◆ **Raw data**
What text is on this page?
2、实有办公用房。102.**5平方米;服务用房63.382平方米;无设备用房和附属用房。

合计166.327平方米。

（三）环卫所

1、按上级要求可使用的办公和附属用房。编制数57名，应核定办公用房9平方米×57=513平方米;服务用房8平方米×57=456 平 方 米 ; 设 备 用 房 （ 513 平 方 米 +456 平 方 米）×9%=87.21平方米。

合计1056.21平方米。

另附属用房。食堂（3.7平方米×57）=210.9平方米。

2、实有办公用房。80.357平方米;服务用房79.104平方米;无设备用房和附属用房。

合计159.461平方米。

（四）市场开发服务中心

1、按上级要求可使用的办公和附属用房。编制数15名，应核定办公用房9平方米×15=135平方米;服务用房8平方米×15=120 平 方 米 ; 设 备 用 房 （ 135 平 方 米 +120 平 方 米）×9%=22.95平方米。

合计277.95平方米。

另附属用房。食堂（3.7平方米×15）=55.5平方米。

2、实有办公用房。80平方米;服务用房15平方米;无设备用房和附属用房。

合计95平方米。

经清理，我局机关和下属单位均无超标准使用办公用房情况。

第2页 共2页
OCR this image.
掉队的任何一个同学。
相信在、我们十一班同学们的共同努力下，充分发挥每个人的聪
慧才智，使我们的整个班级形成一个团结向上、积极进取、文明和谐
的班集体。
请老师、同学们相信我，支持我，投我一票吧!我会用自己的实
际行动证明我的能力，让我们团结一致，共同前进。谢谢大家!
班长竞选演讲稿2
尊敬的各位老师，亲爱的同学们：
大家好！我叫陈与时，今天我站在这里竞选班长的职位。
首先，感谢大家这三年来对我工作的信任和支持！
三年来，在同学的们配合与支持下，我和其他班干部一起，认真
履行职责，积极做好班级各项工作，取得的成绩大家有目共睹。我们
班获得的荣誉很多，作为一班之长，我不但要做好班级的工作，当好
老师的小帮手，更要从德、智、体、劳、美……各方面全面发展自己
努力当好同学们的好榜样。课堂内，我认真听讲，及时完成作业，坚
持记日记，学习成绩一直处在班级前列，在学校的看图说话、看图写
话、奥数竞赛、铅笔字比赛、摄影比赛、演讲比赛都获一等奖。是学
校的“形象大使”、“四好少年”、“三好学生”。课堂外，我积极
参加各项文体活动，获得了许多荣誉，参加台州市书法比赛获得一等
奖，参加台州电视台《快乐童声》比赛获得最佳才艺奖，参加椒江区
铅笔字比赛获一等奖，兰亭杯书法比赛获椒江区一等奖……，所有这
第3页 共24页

◆ **Exercise objective**
Output exactly the lines between the one containing "OCR this image." and the final line above, both inclusive.

◆ **Problem solution**
OCR this image.
掉队的任何一个同学。
相信在、我们十一班同学们的共同努力下，充分发挥每个人的聪
慧才智，使我们的整个班级形成一个团结向上、积极进取、文明和谐
的班集体。
请老师、同学们相信我，支持我，投我一票吧!我会用自己的实
际行动证明我的能力，让我们团结一致，共同前进。谢谢大家!
班长竞选演讲稿2
尊敬的各位老师，亲爱的同学们：
大家好！我叫陈与时，今天我站在这里竞选班长的职位。
首先，感谢大家这三年来对我工作的信任和支持！
三年来，在同学的们配合与支持下，我和其他班干部一起，认真
履行职责，积极做好班级各项工作，取得的成绩大家有目共睹。我们
班获得的荣誉很多，作为一班之长，我不但要做好班级的工作，当好
老师的小帮手，更要从德、智、体、劳、美……各方面全面发展自己
努力当好同学们的好榜样。课堂内，我认真听讲，及时完成作业，坚
持记日记，学习成绩一直处在班级前列，在学校的看图说话、看图写
话、奥数竞赛、铅笔字比赛、摄影比赛、演讲比赛都获一等奖。是学
校的“形象大使”、“四好少年”、“三好学生”。课堂外，我积极
参加各项文体活动，获得了许多荣誉，参加台州市书法比赛获得一等
奖，参加台州电视台《快乐童声》比赛获得最佳才艺奖，参加椒江区
铅笔字比赛获一等奖，兰亭杯书法比赛获椒江区一等奖……，所有这
第3页 共24页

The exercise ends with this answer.